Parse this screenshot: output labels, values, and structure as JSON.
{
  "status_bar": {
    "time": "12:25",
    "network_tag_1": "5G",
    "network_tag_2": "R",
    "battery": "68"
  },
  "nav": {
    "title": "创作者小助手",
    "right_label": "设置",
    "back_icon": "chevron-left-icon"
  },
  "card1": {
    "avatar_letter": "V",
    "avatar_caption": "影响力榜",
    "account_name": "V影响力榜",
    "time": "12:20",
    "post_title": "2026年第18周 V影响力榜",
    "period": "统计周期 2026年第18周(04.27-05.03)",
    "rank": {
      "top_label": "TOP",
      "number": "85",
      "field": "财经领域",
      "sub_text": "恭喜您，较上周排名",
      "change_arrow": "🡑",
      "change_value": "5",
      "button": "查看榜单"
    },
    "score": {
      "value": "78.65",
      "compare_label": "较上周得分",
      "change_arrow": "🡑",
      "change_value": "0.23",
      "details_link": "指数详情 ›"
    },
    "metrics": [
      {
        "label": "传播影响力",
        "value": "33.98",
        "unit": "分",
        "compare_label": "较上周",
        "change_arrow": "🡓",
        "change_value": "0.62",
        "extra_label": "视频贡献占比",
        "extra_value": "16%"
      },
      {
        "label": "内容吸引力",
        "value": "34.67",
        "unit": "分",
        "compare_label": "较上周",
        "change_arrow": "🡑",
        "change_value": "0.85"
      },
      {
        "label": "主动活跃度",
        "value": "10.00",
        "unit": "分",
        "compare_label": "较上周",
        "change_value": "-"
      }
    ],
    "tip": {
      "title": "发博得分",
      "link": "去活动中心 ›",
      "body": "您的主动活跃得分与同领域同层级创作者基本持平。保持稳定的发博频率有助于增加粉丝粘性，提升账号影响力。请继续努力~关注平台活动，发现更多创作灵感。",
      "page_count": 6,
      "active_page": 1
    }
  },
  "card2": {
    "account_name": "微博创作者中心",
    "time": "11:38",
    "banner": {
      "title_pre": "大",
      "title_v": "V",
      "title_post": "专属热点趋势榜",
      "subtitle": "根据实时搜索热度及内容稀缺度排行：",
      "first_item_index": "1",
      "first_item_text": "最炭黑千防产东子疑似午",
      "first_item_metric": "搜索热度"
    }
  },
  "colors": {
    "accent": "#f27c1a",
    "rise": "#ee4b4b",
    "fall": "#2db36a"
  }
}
_ _ _
## Objective
Retype all of the data shown above, word for word.

## Complete response
Parse this screenshot: output labels, values, and structure as JSON.
{
  "status_bar": {
    "time": "12:25",
    "network_tag_1": "5G",
    "network_tag_2": "R",
    "battery": "68"
  },
  "nav": {
    "title": "创作者小助手",
    "right_label": "设置",
    "back_icon": "chevron-left-icon"
  },
  "card1": {
    "avatar_letter": "V",
    "avatar_caption": "影响力榜",
    "account_name": "V影响力榜",
    "time": "12:20",
    "post_title": "2026年第18周 V影响力榜",
    "period": "统计周期 2026年第18周(04.27-05.03)",
    "rank": {
      "top_label": "TOP",
      "number": "85",
      "field": "财经领域",
      "sub_text": "恭喜您，较上周排名",
      "change_arrow": "🡑",
      "change_value": "5",
      "button": "查看榜单"
    },
    "score": {
      "value": "78.65",
      "compare_label": "较上周得分",
      "change_arrow": "🡑",
      "change_value": "0.23",
      "details_link": "指数详情 ›"
    },
    "metrics": [
      {
        "label": "传播影响力",
        "value": "33.98",
        "unit": "分",
        "compare_label": "较上周",
        "change_arrow": "🡓",
        "change_value": "0.62",
        "extra_label": "视频贡献占比",
        "extra_value": "16%"
      },
      {
        "label": "内容吸引力",
        "value": "34.67",
        "unit": "分",
        "compare_label": "较上周",
        "change_arrow": "🡑",
        "change_value": "0.85"
      },
      {
        "label": "主动活跃度",
        "value": "10.00",
        "unit": "分",
        "compare_label": "较上周",
        "change_value": "-"
      }
    ],
    "tip": {
      "title": "发博得分",
      "link": "去活动中心 ›",
      "body": "您的主动活跃得分与同领域同层级创作者基本持平。保持稳定的发博频率有助于增加粉丝粘性，提升账号影响力。请继续努力~关注平台活动，发现更多创作灵感。",
      "page_count": 6,
      "active_page": 1
    }
  },
  "card2": {
    "account_name": "微博创作者中心",
    "time": "11:38",
    "banner": {
      "title_pre": "大",
      "title_v": "V",
      "title_post": "专属热点趋势榜",
      "subtitle": "根据实时搜索热度及内容稀缺度排行：",
      "first_item_index": "1",
      "first_item_text": "最炭黑千防产东子疑似午",
      "first_item_metric": "搜索热度"
    }
  },
  "colors": {
    "accent": "#f27c1a",
    "rise": "#ee4b4b",
    "fall": "#2db36a"
  }
}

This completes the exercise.